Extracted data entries
□ □ □

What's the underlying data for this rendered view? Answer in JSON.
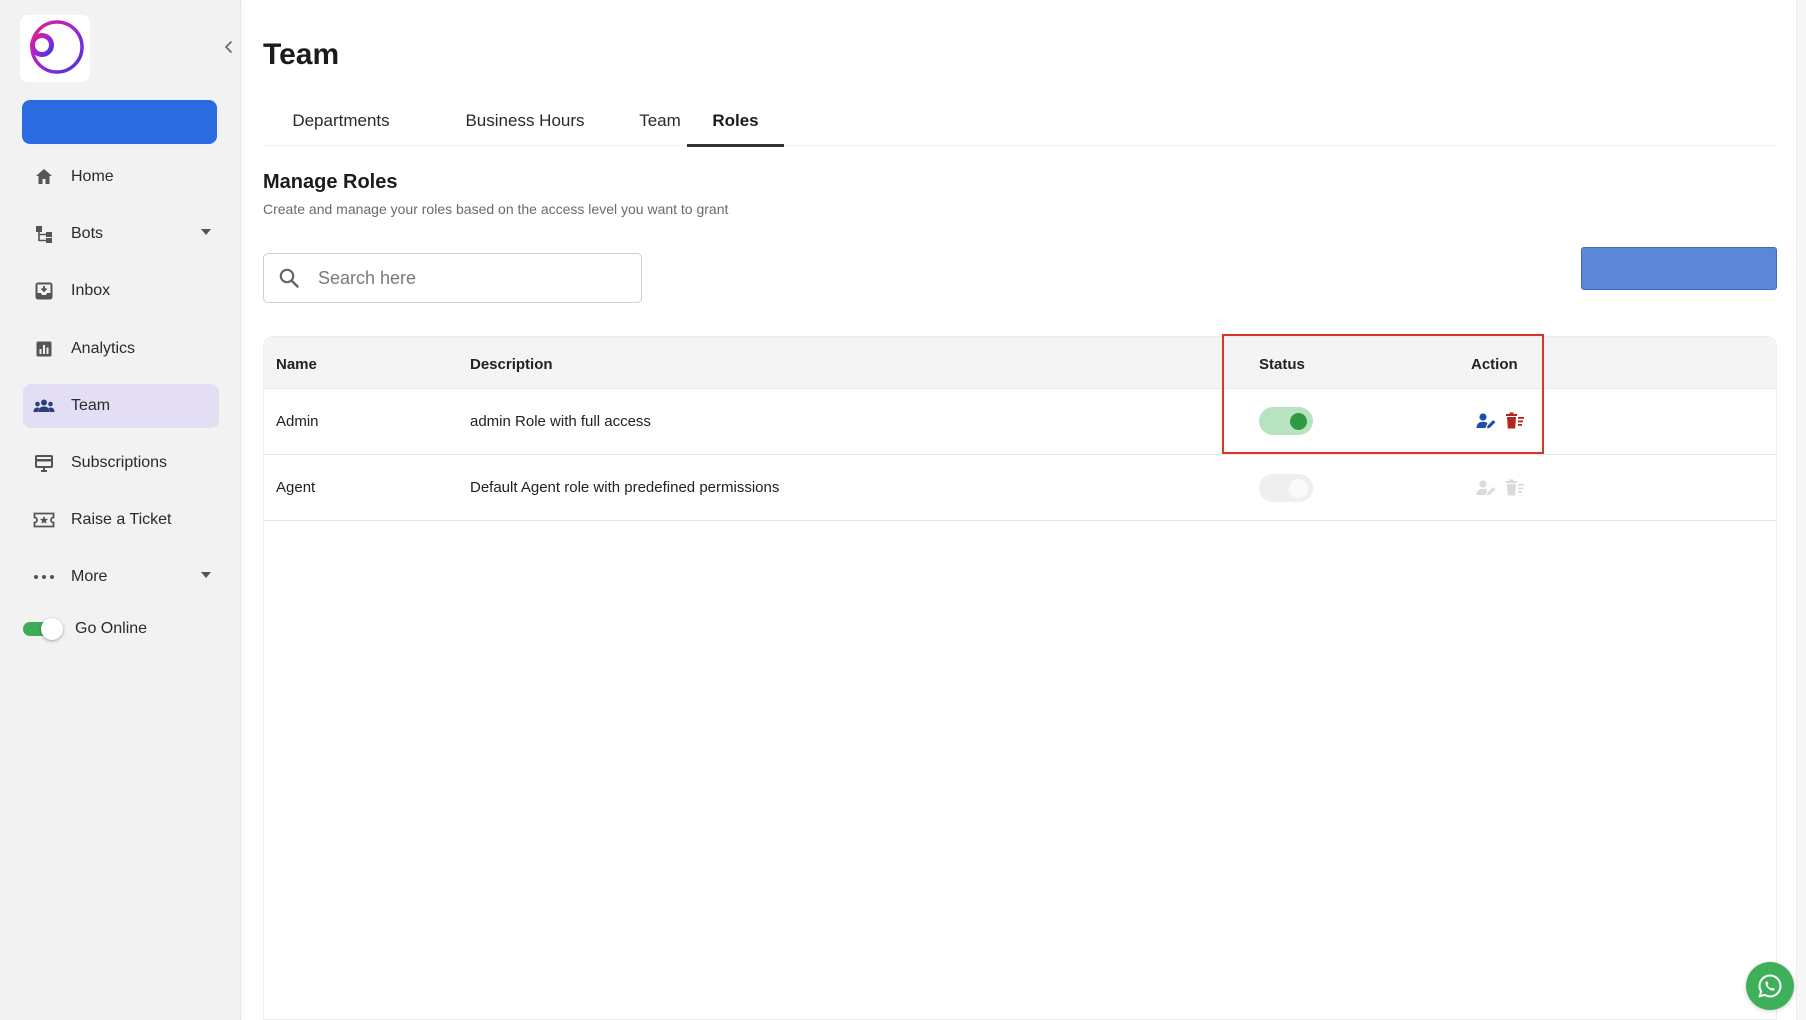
{
  "sidebar": {
    "items": [
      {
        "label": "Home",
        "icon": "home-icon"
      },
      {
        "label": "Bots",
        "icon": "bots-icon",
        "has_dropdown": true
      },
      {
        "label": "Inbox",
        "icon": "inbox-icon"
      },
      {
        "label": "Analytics",
        "icon": "analytics-icon"
      },
      {
        "label": "Team",
        "icon": "team-icon",
        "active": true
      },
      {
        "label": "Subscriptions",
        "icon": "subscriptions-icon"
      },
      {
        "label": "Raise a Ticket",
        "icon": "ticket-icon"
      },
      {
        "label": "More",
        "icon": "more-icon",
        "has_dropdown": true
      }
    ],
    "online_label": "Go Online",
    "online_on": true
  },
  "header": {
    "title": "Team"
  },
  "tabs": [
    {
      "label": "Departments"
    },
    {
      "label": "Business Hours"
    },
    {
      "label": "Team"
    },
    {
      "label": "Roles",
      "active": true
    }
  ],
  "section": {
    "title": "Manage Roles",
    "subtitle": "Create and manage your roles based on the access level you want to grant"
  },
  "search": {
    "placeholder": "Search here"
  },
  "table": {
    "columns": [
      "Name",
      "Description",
      "Status",
      "Action"
    ],
    "rows": [
      {
        "name": "Admin",
        "description": "admin Role with full access",
        "status_on": true,
        "actions_enabled": true
      },
      {
        "name": "Agent",
        "description": "Default Agent role with predefined permissions",
        "status_on": false,
        "actions_enabled": false
      }
    ]
  },
  "colors": {
    "accent": "#2b6be0",
    "active_nav": "#e3def3",
    "toggle_on": "#2e9a42",
    "highlight": "#d9352b",
    "edit_icon": "#1f4ea8",
    "delete_icon": "#b3261e",
    "whatsapp": "#3eb059"
  }
}
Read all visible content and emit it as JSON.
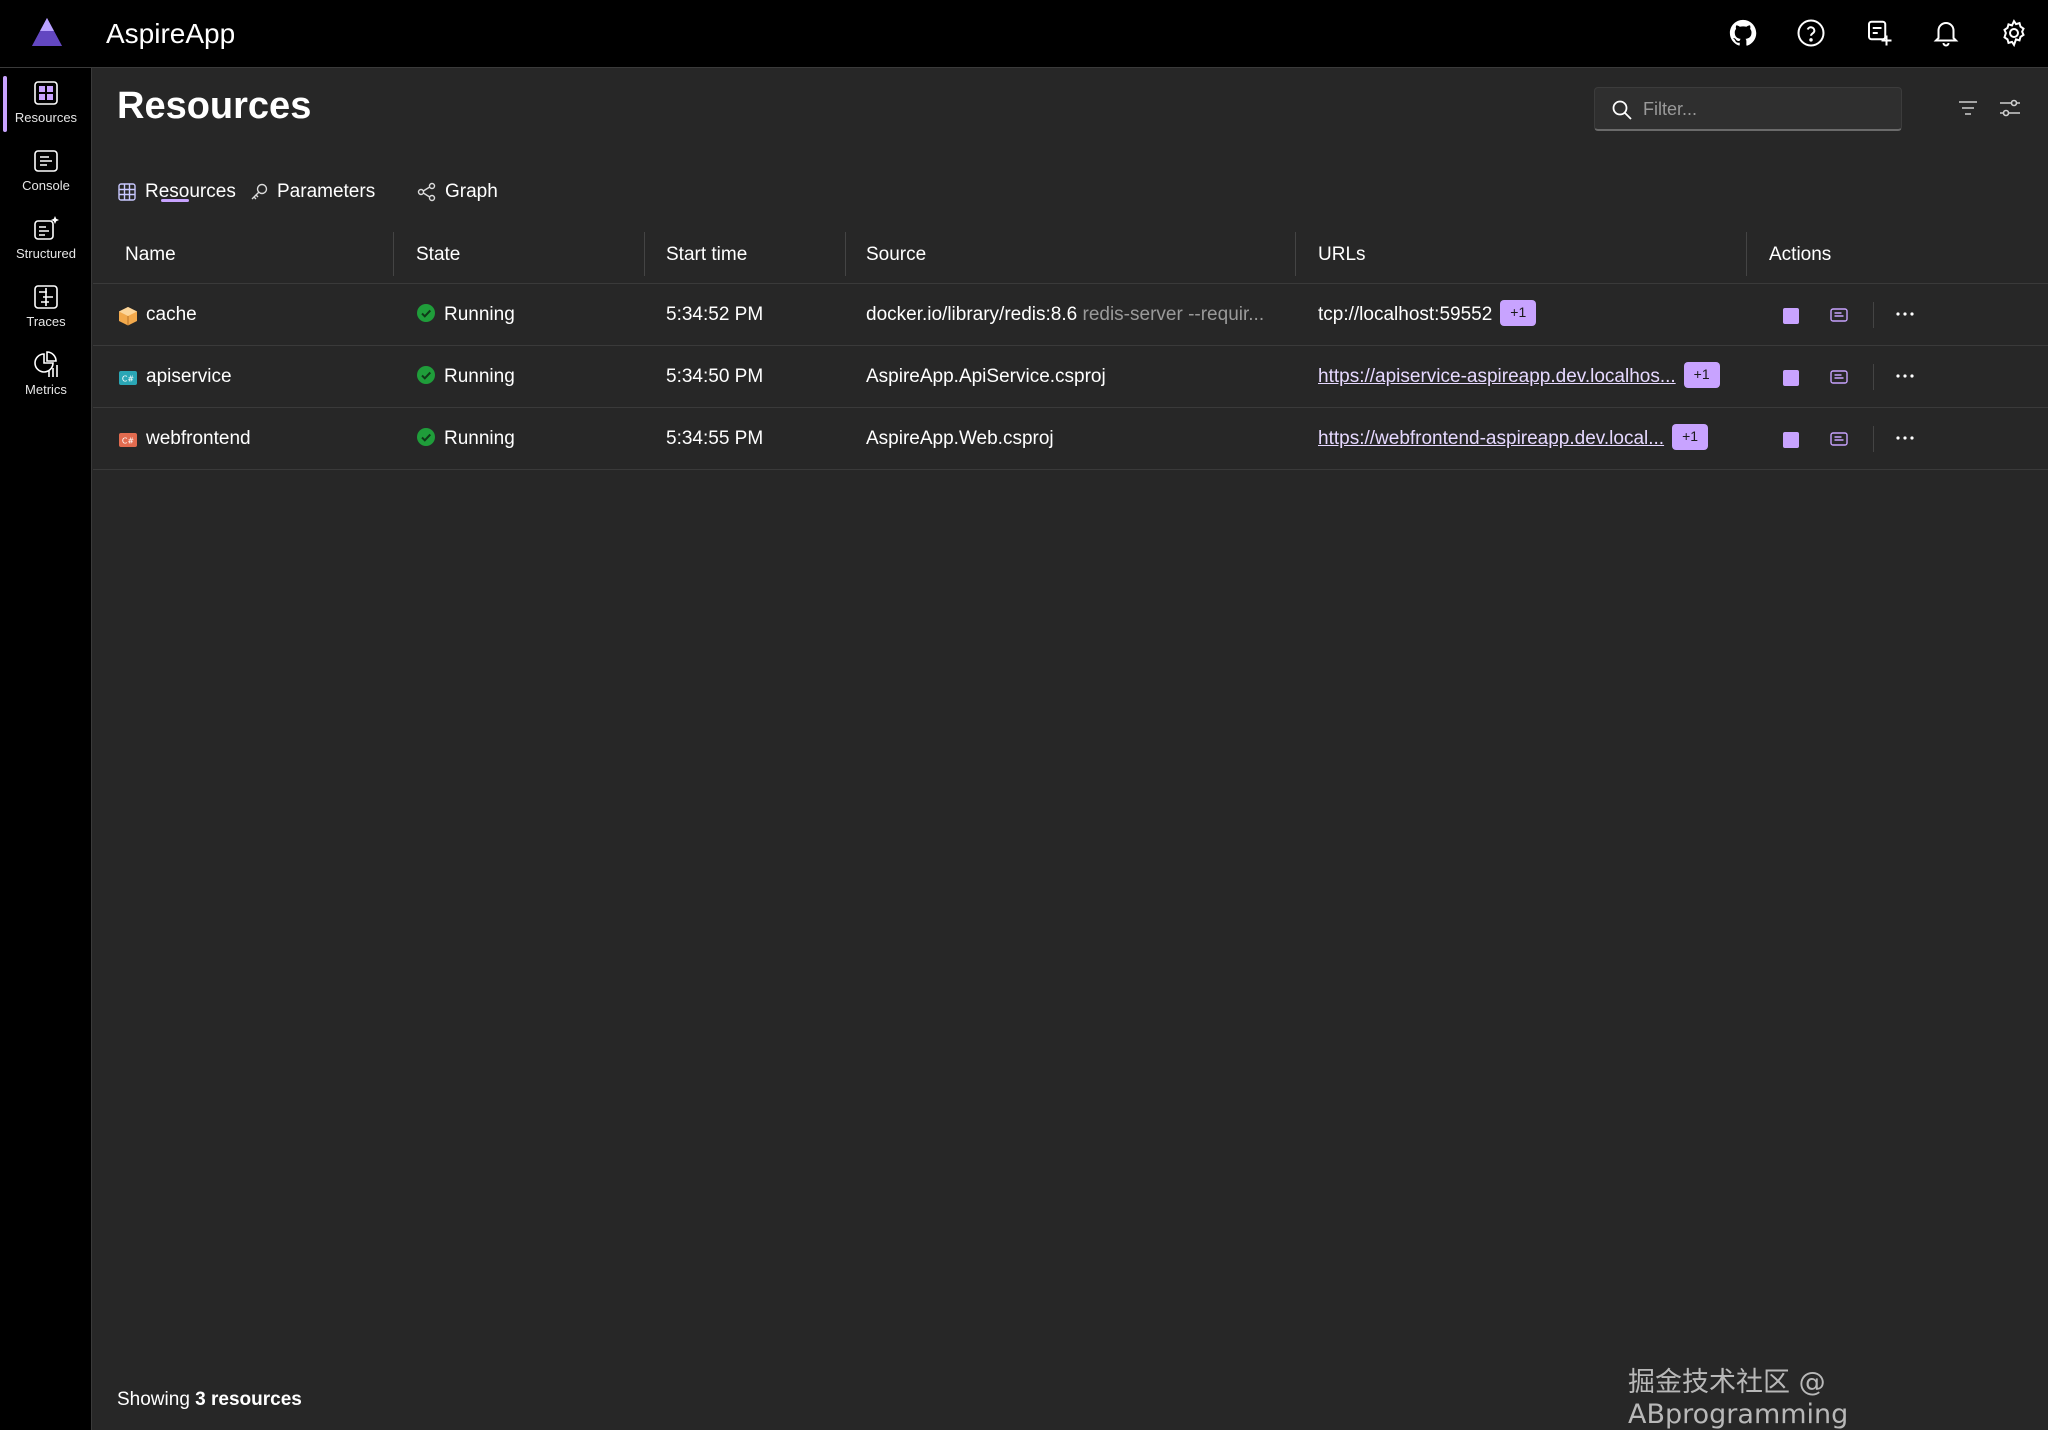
{
  "app": {
    "title": "AspireApp"
  },
  "topbar": {
    "icons": [
      "github-icon",
      "help-icon",
      "launch-icon",
      "notifications-icon",
      "settings-icon"
    ]
  },
  "nav": {
    "items": [
      {
        "label": "Resources",
        "icon": "resources-icon",
        "active": true
      },
      {
        "label": "Console",
        "icon": "console-icon"
      },
      {
        "label": "Structured",
        "icon": "structured-icon"
      },
      {
        "label": "Traces",
        "icon": "traces-icon"
      },
      {
        "label": "Metrics",
        "icon": "metrics-icon"
      }
    ]
  },
  "page": {
    "title": "Resources",
    "filter_placeholder": "Filter..."
  },
  "tabs": [
    {
      "label": "Resources",
      "icon": "grid-icon",
      "active": true
    },
    {
      "label": "Parameters",
      "icon": "key-icon"
    },
    {
      "label": "Graph",
      "icon": "graph-icon"
    }
  ],
  "table": {
    "columns": [
      "Name",
      "State",
      "Start time",
      "Source",
      "URLs",
      "Actions"
    ],
    "rows": [
      {
        "name": "cache",
        "type_icon": "container-icon",
        "state": "Running",
        "start_time": "5:34:52 PM",
        "source": "docker.io/library/redis:8.6",
        "source_args": "redis-server --requir...",
        "url": "tcp://localhost:59552",
        "url_is_link": false,
        "url_more": "+1"
      },
      {
        "name": "apiservice",
        "type_icon": "project-icon",
        "state": "Running",
        "start_time": "5:34:50 PM",
        "source": "AspireApp.ApiService.csproj",
        "source_args": "",
        "url": "https://apiservice-aspireapp.dev.localhos...",
        "url_is_link": true,
        "url_more": "+1"
      },
      {
        "name": "webfrontend",
        "type_icon": "project-icon",
        "state": "Running",
        "start_time": "5:34:55 PM",
        "source": "AspireApp.Web.csproj",
        "source_args": "",
        "url": "https://webfrontend-aspireapp.dev.local...",
        "url_is_link": true,
        "url_more": "+1"
      }
    ]
  },
  "footer": {
    "prefix": "Showing ",
    "count": "3 resources"
  },
  "watermark": "掘金技术社区 @ ABprogramming",
  "colors": {
    "accent": "#c8a3ff",
    "running": "#1f9d3a",
    "background": "#272727",
    "chrome": "#000000"
  }
}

□ □ □

| Required work |
The pictures should not appear in the copy; every other part of the records above must be returned exactly.

| Output of the task |
What's the underlying data for this rendered view? Answer in JSON.
{
  "sidebar": {
    "items": [
      {
        "label": "Home",
        "icon": "home-icon"
      },
      {
        "label": "Bots",
        "icon": "bots-icon",
        "has_dropdown": true
      },
      {
        "label": "Inbox",
        "icon": "inbox-icon"
      },
      {
        "label": "Analytics",
        "icon": "analytics-icon"
      },
      {
        "label": "Team",
        "icon": "team-icon",
        "active": true
      },
      {
        "label": "Subscriptions",
        "icon": "subscriptions-icon"
      },
      {
        "label": "Raise a Ticket",
        "icon": "ticket-icon"
      },
      {
        "label": "More",
        "icon": "more-icon",
        "has_dropdown": true
      }
    ],
    "online_label": "Go Online",
    "online_on": true
  },
  "header": {
    "title": "Team"
  },
  "tabs": [
    {
      "label": "Departments"
    },
    {
      "label": "Business Hours"
    },
    {
      "label": "Team"
    },
    {
      "label": "Roles",
      "active": true
    }
  ],
  "section": {
    "title": "Manage Roles",
    "subtitle": "Create and manage your roles based on the access level you want to grant"
  },
  "search": {
    "placeholder": "Search here"
  },
  "table": {
    "columns": [
      "Name",
      "Description",
      "Status",
      "Action"
    ],
    "rows": [
      {
        "name": "Admin",
        "description": "admin Role with full access",
        "status_on": true,
        "actions_enabled": true
      },
      {
        "name": "Agent",
        "description": "Default Agent role with predefined permissions",
        "status_on": false,
        "actions_enabled": false
      }
    ]
  },
  "colors": {
    "accent": "#2b6be0",
    "active_nav": "#e3def3",
    "toggle_on": "#2e9a42",
    "highlight": "#d9352b",
    "edit_icon": "#1f4ea8",
    "delete_icon": "#b3261e",
    "whatsapp": "#3eb059"
  }
}
Read all visible content and emit it as JSON.
{
  "app": {
    "title": "AspireApp"
  },
  "topbar": {
    "icons": [
      "github-icon",
      "help-icon",
      "launch-icon",
      "notifications-icon",
      "settings-icon"
    ]
  },
  "nav": {
    "items": [
      {
        "label": "Resources",
        "icon": "resources-icon",
        "active": true
      },
      {
        "label": "Console",
        "icon": "console-icon"
      },
      {
        "label": "Structured",
        "icon": "structured-icon"
      },
      {
        "label": "Traces",
        "icon": "traces-icon"
      },
      {
        "label": "Metrics",
        "icon": "metrics-icon"
      }
    ]
  },
  "page": {
    "title": "Resources",
    "filter_placeholder": "Filter..."
  },
  "tabs": [
    {
      "label": "Resources",
      "icon": "grid-icon",
      "active": true
    },
    {
      "label": "Parameters",
      "icon": "key-icon"
    },
    {
      "label": "Graph",
      "icon": "graph-icon"
    }
  ],
  "table": {
    "columns": [
      "Name",
      "State",
      "Start time",
      "Source",
      "URLs",
      "Actions"
    ],
    "rows": [
      {
        "name": "cache",
        "type_icon": "container-icon",
        "state": "Running",
        "start_time": "5:34:52 PM",
        "source": "docker.io/library/redis:8.6",
        "source_args": "redis-server --requir...",
        "url": "tcp://localhost:59552",
        "url_is_link": false,
        "url_more": "+1"
      },
      {
        "name": "apiservice",
        "type_icon": "project-icon",
        "state": "Running",
        "start_time": "5:34:50 PM",
        "source": "AspireApp.ApiService.csproj",
        "source_args": "",
        "url": "https://apiservice-aspireapp.dev.localhos...",
        "url_is_link": true,
        "url_more": "+1"
      },
      {
        "name": "webfrontend",
        "type_icon": "project-icon",
        "state": "Running",
        "start_time": "5:34:55 PM",
        "source": "AspireApp.Web.csproj",
        "source_args": "",
        "url": "https://webfrontend-aspireapp.dev.local...",
        "url_is_link": true,
        "url_more": "+1"
      }
    ]
  },
  "footer": {
    "prefix": "Showing ",
    "count": "3 resources"
  },
  "watermark": "掘金技术社区 @ ABprogramming",
  "colors": {
    "accent": "#c8a3ff",
    "running": "#1f9d3a",
    "background": "#272727",
    "chrome": "#000000"
  }
}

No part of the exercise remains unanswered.